═════ EXTRACT TO READ


    I just wanted to share this pic of our first pot of your white flower beans. We made crockpot baked beans and OMG, these are delish!!! Thanks for growing.

    Thank you for buying them, and letting me know you enjoyed them. From beautiful flowers come happiness.

    BeautifulBeans
    CrockpotOfBeans

    My husband and I were discussing how to describe the taste of the beans recently after eating bowls of them. They are different than other beans. He described them as tasting a bit like little potatoes, and they do.

  • Give Us This Day

    RadishA

    Every day I appreciate how generous nature is. You don’t have to give nature much of a garden to supply you with more food than you can ever eat. After eating more radishes than you can stomach, you get to play around and see what happens when you don’t pick a radish when it’s ready. Here’s a radish past its prime, and yet it’s more beautiful than ever.

══════════

WHAT YOU HAVE TO DO.
Set down the part of the garden post starting at "I just wanted" and ending at "Thanks for growing.", word for word.

═════ SOURCE MATERIAL

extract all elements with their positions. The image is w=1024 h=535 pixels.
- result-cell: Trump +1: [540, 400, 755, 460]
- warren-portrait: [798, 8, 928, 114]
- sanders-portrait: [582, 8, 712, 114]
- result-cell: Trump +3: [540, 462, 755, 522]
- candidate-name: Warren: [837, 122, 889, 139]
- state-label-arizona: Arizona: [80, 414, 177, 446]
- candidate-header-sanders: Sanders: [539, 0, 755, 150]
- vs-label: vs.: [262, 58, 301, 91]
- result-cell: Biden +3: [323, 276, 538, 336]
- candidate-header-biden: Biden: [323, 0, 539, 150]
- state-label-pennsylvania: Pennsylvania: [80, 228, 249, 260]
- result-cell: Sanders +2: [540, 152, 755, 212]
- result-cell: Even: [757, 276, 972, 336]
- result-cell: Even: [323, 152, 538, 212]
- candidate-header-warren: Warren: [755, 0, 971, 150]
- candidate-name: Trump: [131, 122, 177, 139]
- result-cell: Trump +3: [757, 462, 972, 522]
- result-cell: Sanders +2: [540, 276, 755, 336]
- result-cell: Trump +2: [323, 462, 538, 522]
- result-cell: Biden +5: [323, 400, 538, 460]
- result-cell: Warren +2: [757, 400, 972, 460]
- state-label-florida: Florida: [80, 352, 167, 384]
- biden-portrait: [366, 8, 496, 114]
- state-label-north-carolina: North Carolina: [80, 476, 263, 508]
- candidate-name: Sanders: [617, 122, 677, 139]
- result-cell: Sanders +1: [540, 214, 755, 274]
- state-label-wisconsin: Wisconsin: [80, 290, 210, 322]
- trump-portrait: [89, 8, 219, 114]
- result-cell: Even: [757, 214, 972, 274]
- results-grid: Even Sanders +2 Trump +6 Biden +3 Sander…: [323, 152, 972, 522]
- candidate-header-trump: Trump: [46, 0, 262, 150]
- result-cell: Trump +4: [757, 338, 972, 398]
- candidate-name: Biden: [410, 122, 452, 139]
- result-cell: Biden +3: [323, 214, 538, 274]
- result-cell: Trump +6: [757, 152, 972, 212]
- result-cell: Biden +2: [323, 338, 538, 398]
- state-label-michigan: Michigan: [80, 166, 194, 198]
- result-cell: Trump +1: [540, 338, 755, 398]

══════════

EXERCISE ANSWER.
I just wanted to share this pic of our first pot of your white flower beans. We made crockpot baked beans and OMG, these are delish!!! Thanks for growing.